>> begin Records shown

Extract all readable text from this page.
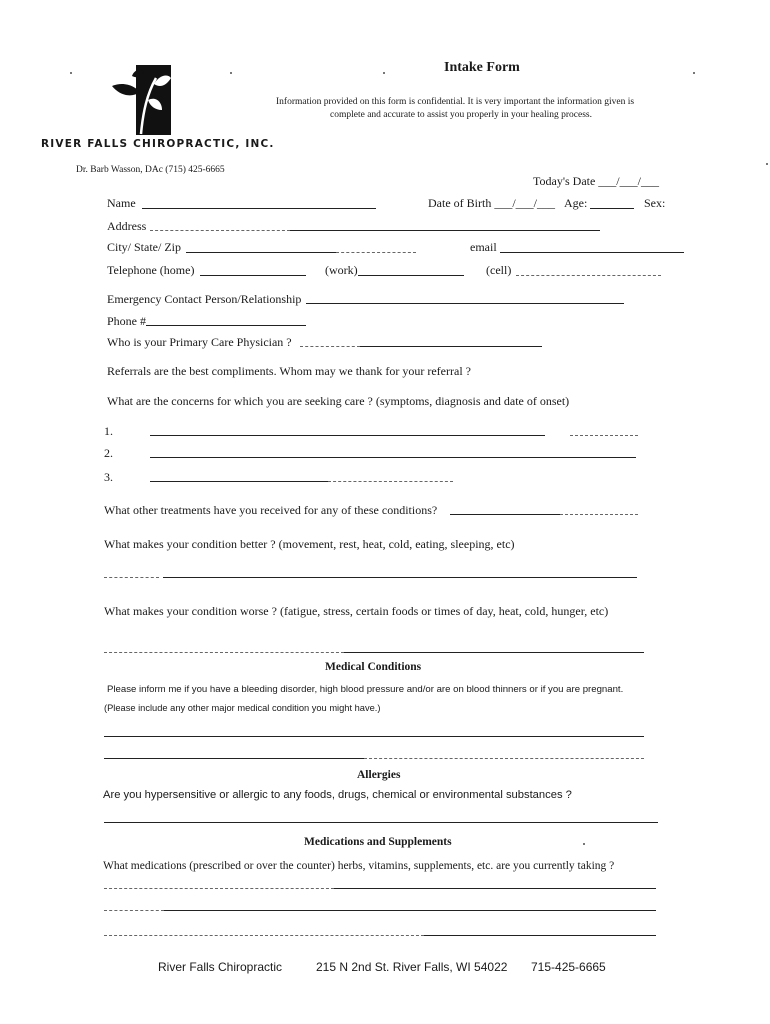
Intake Form
Information provided on this form is confidential. It is very important the information given is
complete and accurate to assist you properly in your healing process.
RIVER FALLS CHIROPRACTIC, INC.
Dr. Barb Wasson, DAc (715) 425-6665
Today's Date ___/___/___
Name	Date of Birth ___/___/___ Age:	Sex:
Address
City/ State/ Zip	email
Telephone (home)	(work)	(cell)
Emergency Contact Person/Relationship
Phone #
Who is your Primary Care Physician ?
Referrals are the best compliments. Whom may we thank for your referral ?
What are the concerns for which you are seeking care ? (symptoms, diagnosis and date of onset)
1.
2.
3.
What other treatments have you received for any of these conditions?
What makes your condition better ? (movement, rest, heat, cold, eating, sleeping, etc)
What makes your condition worse ? (fatigue, stress, certain foods or times of day, heat, cold, hunger, etc)
Medical Conditions
Please inform me if you have a bleeding disorder, high blood pressure and/or are on blood thinners or if you are pregnant.
(Please include any other major medical condition you might have.)
Allergies
Are you hypersensitive or allergic to any foods, drugs, chemical or environmental substances ?
Medications and Supplements
What medications (prescribed or over the counter) herbs, vitamins, supplements, etc. are you currently taking ?
River Falls Chiropractic	215 N 2nd St. River Falls, WI 54022 715-425-6665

>> end Records shown

→ **What is required**:
Reproduce the material in full, word for word, and omit the pictures.

→ **The output**:
Extract all readable text from this page.
Intake Form
Information provided on this form is confidential. It is very important the information given is
complete and accurate to assist you properly in your healing process.
RIVER FALLS CHIROPRACTIC, INC.
Dr. Barb Wasson, DAc (715) 425-6665
Today's Date ___/___/___
Name	Date of Birth ___/___/___ Age:	Sex:
Address
City/ State/ Zip	email
Telephone (home)	(work)	(cell)
Emergency Contact Person/Relationship
Phone #
Who is your Primary Care Physician ?
Referrals are the best compliments. Whom may we thank for your referral ?
What are the concerns for which you are seeking care ? (symptoms, diagnosis and date of onset)
1.
2.
3.
What other treatments have you received for any of these conditions?
What makes your condition better ? (movement, rest, heat, cold, eating, sleeping, etc)
What makes your condition worse ? (fatigue, stress, certain foods or times of day, heat, cold, hunger, etc)
Medical Conditions
Please inform me if you have a bleeding disorder, high blood pressure and/or are on blood thinners or if you are pregnant.
(Please include any other major medical condition you might have.)
Allergies
Are you hypersensitive or allergic to any foods, drugs, chemical or environmental substances ?
Medications and Supplements
What medications (prescribed or over the counter) herbs, vitamins, supplements, etc. are you currently taking ?
River Falls Chiropractic	215 N 2nd St. River Falls, WI 54022 715-425-6665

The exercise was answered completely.